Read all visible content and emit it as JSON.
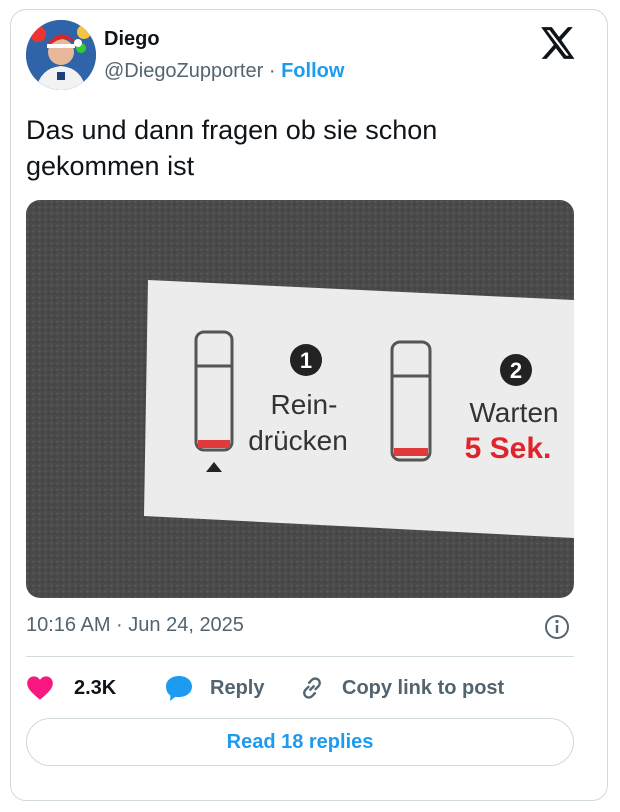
{
  "author": {
    "name": "Diego",
    "handle": "@DiegoZupporter",
    "separator": "·",
    "follow_label": "Follow"
  },
  "tweet": {
    "text": "Das und dann fragen ob sie schon gekommen ist",
    "timestamp": "10:16 AM · Jun 24, 2025"
  },
  "photo": {
    "step1": {
      "number": "1",
      "line1": "Rein-",
      "line2": "drücken"
    },
    "step2": {
      "number": "2",
      "line1": "Warten",
      "line2": "5 Sek."
    }
  },
  "actions": {
    "like_count": "2.3K",
    "reply_label": "Reply",
    "copy_label": "Copy link to post"
  },
  "read_replies_label": "Read 18 replies",
  "colors": {
    "link_blue": "#1d9bf0",
    "like_pink": "#f91880",
    "secondary_text": "#536471",
    "red_text": "#e0242c"
  },
  "icons": [
    "x-logo-icon",
    "info-icon",
    "heart-icon",
    "reply-bubble-icon",
    "link-icon"
  ]
}
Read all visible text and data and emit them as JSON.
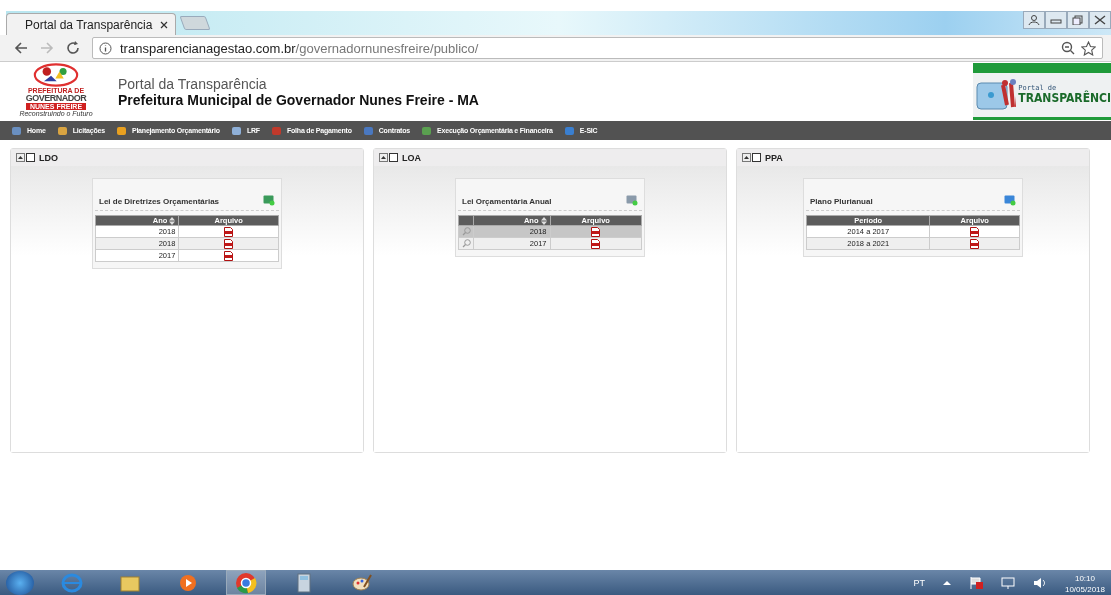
{
  "browser": {
    "tab_title": "Portal da Transparência",
    "url_host": "transparencianagestao.com.br",
    "url_path": "/governadornunesfreire/publico/"
  },
  "header": {
    "logo_texts": [
      "PREFEITURA DE",
      "GOVERNADOR",
      "NUNES FREIRE",
      "Reconstruindo o Futuro"
    ],
    "title": "Portal da Transparência",
    "subtitle": "Prefeitura Municipal de Governador Nunes Freire - MA",
    "badge_small": "Portal de",
    "badge_big": "TRANSPARÊNCI"
  },
  "menu": [
    {
      "label": "Home"
    },
    {
      "label": "Licitações"
    },
    {
      "label": "Planejamento Orçamentário"
    },
    {
      "label": "LRF"
    },
    {
      "label": "Folha de Pagamento"
    },
    {
      "label": "Contratos"
    },
    {
      "label": "Execução Orçamentária e Financeira"
    },
    {
      "label": "E-SIC"
    }
  ],
  "panels": [
    {
      "title": "LDO",
      "kind": "plain",
      "card_title": "Lei de Diretrizes Orçamentárias",
      "columns": [
        {
          "label": "Ano",
          "sortable": true
        },
        {
          "label": "Arquivo",
          "sortable": false
        }
      ],
      "rows": [
        {
          "value": "2018",
          "selected": false
        },
        {
          "value": "2018",
          "selected": false
        },
        {
          "value": "2017",
          "selected": false
        }
      ]
    },
    {
      "title": "LOA",
      "kind": "view",
      "card_title": "Lei Orçamentária Anual",
      "columns": [
        {
          "label": "Ano",
          "sortable": true
        },
        {
          "label": "Arquivo",
          "sortable": false
        }
      ],
      "rows": [
        {
          "value": "2018",
          "selected": true
        },
        {
          "value": "2017",
          "selected": false
        }
      ]
    },
    {
      "title": "PPA",
      "kind": "plain",
      "card_title": "Plano Plurianual",
      "columns": [
        {
          "label": "Período",
          "sortable": false
        },
        {
          "label": "Arquivo",
          "sortable": false
        }
      ],
      "rows": [
        {
          "value": "2014 a 2017",
          "selected": false
        },
        {
          "value": "2018 a 2021",
          "selected": false
        }
      ]
    }
  ],
  "taskbar": {
    "language": "PT",
    "time": "10:10",
    "date": "10/05/2018"
  }
}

## TASK DETAILS:
Return the number of lines that include the word "JSON", and nothing else.

## RESPONSE TO THIS EXERCISE:
2